WHAT THE TASK REQUIRES. Retype the listing that follows, exactly as written.

-*-*-

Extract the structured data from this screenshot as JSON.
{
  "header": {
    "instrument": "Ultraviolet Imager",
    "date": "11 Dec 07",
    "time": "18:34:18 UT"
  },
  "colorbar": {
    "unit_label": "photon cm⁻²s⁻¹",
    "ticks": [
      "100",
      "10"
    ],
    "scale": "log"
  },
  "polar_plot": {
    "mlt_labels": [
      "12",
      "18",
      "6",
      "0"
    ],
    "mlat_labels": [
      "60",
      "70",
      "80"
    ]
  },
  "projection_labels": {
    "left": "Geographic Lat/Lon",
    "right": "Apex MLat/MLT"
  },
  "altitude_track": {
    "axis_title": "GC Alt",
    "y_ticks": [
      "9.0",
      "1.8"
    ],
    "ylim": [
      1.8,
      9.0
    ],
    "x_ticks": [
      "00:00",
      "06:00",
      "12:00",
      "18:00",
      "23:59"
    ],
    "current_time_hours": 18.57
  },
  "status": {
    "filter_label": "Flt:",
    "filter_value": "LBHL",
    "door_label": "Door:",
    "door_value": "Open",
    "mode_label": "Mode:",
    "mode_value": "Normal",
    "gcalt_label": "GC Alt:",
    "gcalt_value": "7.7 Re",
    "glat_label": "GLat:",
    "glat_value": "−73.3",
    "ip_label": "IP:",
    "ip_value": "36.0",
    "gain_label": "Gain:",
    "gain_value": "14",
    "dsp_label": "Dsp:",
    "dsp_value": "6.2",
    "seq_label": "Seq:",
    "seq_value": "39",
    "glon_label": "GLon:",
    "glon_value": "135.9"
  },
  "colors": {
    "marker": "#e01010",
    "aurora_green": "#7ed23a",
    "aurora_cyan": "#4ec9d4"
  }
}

-*-*-

SOLUTION TO THIS PROBLEM.
Extract the structured data from this screenshot as JSON.
{
  "header": {
    "instrument": "Ultraviolet Imager",
    "date": "11 Dec 07",
    "time": "18:34:18 UT"
  },
  "colorbar": {
    "unit_label": "photon cm⁻²s⁻¹",
    "ticks": [
      "100",
      "10"
    ],
    "scale": "log"
  },
  "polar_plot": {
    "mlt_labels": [
      "12",
      "18",
      "6",
      "0"
    ],
    "mlat_labels": [
      "60",
      "70",
      "80"
    ]
  },
  "projection_labels": {
    "left": "Geographic Lat/Lon",
    "right": "Apex MLat/MLT"
  },
  "altitude_track": {
    "axis_title": "GC Alt",
    "y_ticks": [
      "9.0",
      "1.8"
    ],
    "ylim": [
      1.8,
      9.0
    ],
    "x_ticks": [
      "00:00",
      "06:00",
      "12:00",
      "18:00",
      "23:59"
    ],
    "current_time_hours": 18.57
  },
  "status": {
    "filter_label": "Flt:",
    "filter_value": "LBHL",
    "door_label": "Door:",
    "door_value": "Open",
    "mode_label": "Mode:",
    "mode_value": "Normal",
    "gcalt_label": "GC Alt:",
    "gcalt_value": "7.7 Re",
    "glat_label": "GLat:",
    "glat_value": "−73.3",
    "ip_label": "IP:",
    "ip_value": "36.0",
    "gain_label": "Gain:",
    "gain_value": "14",
    "dsp_label": "Dsp:",
    "dsp_value": "6.2",
    "seq_label": "Seq:",
    "seq_value": "39",
    "glon_label": "GLon:",
    "glon_value": "135.9"
  },
  "colors": {
    "marker": "#e01010",
    "aurora_green": "#7ed23a",
    "aurora_cyan": "#4ec9d4"
  }
}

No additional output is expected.